● **A run of records**
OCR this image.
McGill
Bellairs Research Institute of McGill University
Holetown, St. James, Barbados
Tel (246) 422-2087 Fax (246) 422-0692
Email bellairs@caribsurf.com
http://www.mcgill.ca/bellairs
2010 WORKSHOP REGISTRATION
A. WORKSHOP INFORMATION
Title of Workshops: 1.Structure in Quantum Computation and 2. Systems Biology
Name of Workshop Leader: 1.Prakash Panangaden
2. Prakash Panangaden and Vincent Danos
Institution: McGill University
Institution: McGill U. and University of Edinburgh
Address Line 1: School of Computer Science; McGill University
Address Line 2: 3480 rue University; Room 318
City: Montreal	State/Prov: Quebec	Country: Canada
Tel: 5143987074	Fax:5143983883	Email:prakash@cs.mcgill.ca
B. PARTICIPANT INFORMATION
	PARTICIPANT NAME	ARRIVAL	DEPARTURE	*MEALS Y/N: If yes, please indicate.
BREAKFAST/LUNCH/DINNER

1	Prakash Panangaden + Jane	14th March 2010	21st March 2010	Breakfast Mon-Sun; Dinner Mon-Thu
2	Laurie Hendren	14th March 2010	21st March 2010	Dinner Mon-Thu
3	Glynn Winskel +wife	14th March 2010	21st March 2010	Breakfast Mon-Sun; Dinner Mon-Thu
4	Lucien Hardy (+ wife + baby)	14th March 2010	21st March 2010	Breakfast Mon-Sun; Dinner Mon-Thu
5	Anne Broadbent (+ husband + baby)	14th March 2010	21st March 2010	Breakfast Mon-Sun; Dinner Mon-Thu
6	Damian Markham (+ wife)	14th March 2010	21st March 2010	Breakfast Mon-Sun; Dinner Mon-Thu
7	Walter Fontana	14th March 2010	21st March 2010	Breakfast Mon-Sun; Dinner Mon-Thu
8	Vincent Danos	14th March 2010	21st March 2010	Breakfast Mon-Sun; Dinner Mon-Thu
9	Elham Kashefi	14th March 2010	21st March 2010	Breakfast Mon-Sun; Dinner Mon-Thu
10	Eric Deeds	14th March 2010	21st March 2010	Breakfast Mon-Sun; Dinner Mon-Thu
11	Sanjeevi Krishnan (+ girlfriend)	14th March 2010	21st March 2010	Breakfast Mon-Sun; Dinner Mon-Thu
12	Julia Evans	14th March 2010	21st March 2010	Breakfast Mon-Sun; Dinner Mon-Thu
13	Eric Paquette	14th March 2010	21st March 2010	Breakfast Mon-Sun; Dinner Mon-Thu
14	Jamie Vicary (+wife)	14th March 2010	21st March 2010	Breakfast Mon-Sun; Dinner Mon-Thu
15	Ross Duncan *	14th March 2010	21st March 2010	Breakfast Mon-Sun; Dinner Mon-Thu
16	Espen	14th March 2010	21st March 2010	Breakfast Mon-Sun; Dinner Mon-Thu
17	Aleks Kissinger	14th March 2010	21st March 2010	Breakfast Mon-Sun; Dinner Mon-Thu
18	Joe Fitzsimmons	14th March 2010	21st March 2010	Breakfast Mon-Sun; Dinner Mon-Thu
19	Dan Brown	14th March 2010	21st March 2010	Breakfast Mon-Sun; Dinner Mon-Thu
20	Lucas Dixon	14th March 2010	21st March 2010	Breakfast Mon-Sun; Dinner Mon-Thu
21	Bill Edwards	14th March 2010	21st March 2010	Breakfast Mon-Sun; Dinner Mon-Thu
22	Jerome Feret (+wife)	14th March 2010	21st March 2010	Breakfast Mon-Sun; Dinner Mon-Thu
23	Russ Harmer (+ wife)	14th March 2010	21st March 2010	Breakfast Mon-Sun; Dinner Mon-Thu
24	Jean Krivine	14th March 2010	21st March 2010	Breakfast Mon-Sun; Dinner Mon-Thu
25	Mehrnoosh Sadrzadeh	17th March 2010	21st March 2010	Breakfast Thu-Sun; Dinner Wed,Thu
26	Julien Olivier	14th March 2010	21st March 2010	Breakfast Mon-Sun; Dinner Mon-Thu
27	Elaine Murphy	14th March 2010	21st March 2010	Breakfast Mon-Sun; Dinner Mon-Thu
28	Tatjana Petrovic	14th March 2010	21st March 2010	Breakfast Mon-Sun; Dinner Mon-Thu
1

● **WHAT TO PRODUCE**
Reproduce every line of the material above exactly.

● **FINAL RESULT**
OCR this image.
McGill
Bellairs Research Institute of McGill University
Holetown, St. James, Barbados
Tel (246) 422-2087 Fax (246) 422-0692
Email bellairs@caribsurf.com
http://www.mcgill.ca/bellairs
2010 WORKSHOP REGISTRATION
A. WORKSHOP INFORMATION
Title of Workshops: 1.Structure in Quantum Computation and 2. Systems Biology
Name of Workshop Leader: 1.Prakash Panangaden
2. Prakash Panangaden and Vincent Danos
Institution: McGill University
Institution: McGill U. and University of Edinburgh
Address Line 1: School of Computer Science; McGill University
Address Line 2: 3480 rue University; Room 318
City: Montreal	State/Prov: Quebec	Country: Canada
Tel: 5143987074	Fax:5143983883	Email:prakash@cs.mcgill.ca
B. PARTICIPANT INFORMATION
	PARTICIPANT NAME	ARRIVAL	DEPARTURE	*MEALS Y/N: If yes, please indicate.
BREAKFAST/LUNCH/DINNER

1	Prakash Panangaden + Jane	14th March 2010	21st March 2010	Breakfast Mon-Sun; Dinner Mon-Thu
2	Laurie Hendren	14th March 2010	21st March 2010	Dinner Mon-Thu
3	Glynn Winskel +wife	14th March 2010	21st March 2010	Breakfast Mon-Sun; Dinner Mon-Thu
4	Lucien Hardy (+ wife + baby)	14th March 2010	21st March 2010	Breakfast Mon-Sun; Dinner Mon-Thu
5	Anne Broadbent (+ husband + baby)	14th March 2010	21st March 2010	Breakfast Mon-Sun; Dinner Mon-Thu
6	Damian Markham (+ wife)	14th March 2010	21st March 2010	Breakfast Mon-Sun; Dinner Mon-Thu
7	Walter Fontana	14th March 2010	21st March 2010	Breakfast Mon-Sun; Dinner Mon-Thu
8	Vincent Danos	14th March 2010	21st March 2010	Breakfast Mon-Sun; Dinner Mon-Thu
9	Elham Kashefi	14th March 2010	21st March 2010	Breakfast Mon-Sun; Dinner Mon-Thu
10	Eric Deeds	14th March 2010	21st March 2010	Breakfast Mon-Sun; Dinner Mon-Thu
11	Sanjeevi Krishnan (+ girlfriend)	14th March 2010	21st March 2010	Breakfast Mon-Sun; Dinner Mon-Thu
12	Julia Evans	14th March 2010	21st March 2010	Breakfast Mon-Sun; Dinner Mon-Thu
13	Eric Paquette	14th March 2010	21st March 2010	Breakfast Mon-Sun; Dinner Mon-Thu
14	Jamie Vicary (+wife)	14th March 2010	21st March 2010	Breakfast Mon-Sun; Dinner Mon-Thu
15	Ross Duncan *	14th March 2010	21st March 2010	Breakfast Mon-Sun; Dinner Mon-Thu
16	Espen	14th March 2010	21st March 2010	Breakfast Mon-Sun; Dinner Mon-Thu
17	Aleks Kissinger	14th March 2010	21st March 2010	Breakfast Mon-Sun; Dinner Mon-Thu
18	Joe Fitzsimmons	14th March 2010	21st March 2010	Breakfast Mon-Sun; Dinner Mon-Thu
19	Dan Brown	14th March 2010	21st March 2010	Breakfast Mon-Sun; Dinner Mon-Thu
20	Lucas Dixon	14th March 2010	21st March 2010	Breakfast Mon-Sun; Dinner Mon-Thu
21	Bill Edwards	14th March 2010	21st March 2010	Breakfast Mon-Sun; Dinner Mon-Thu
22	Jerome Feret (+wife)	14th March 2010	21st March 2010	Breakfast Mon-Sun; Dinner Mon-Thu
23	Russ Harmer (+ wife)	14th March 2010	21st March 2010	Breakfast Mon-Sun; Dinner Mon-Thu
24	Jean Krivine	14th March 2010	21st March 2010	Breakfast Mon-Sun; Dinner Mon-Thu
25	Mehrnoosh Sadrzadeh	17th March 2010	21st March 2010	Breakfast Thu-Sun; Dinner Wed,Thu
26	Julien Olivier	14th March 2010	21st March 2010	Breakfast Mon-Sun; Dinner Mon-Thu
27	Elaine Murphy	14th March 2010	21st March 2010	Breakfast Mon-Sun; Dinner Mon-Thu
28	Tatjana Petrovic	14th March 2010	21st March 2010	Breakfast Mon-Sun; Dinner Mon-Thu
1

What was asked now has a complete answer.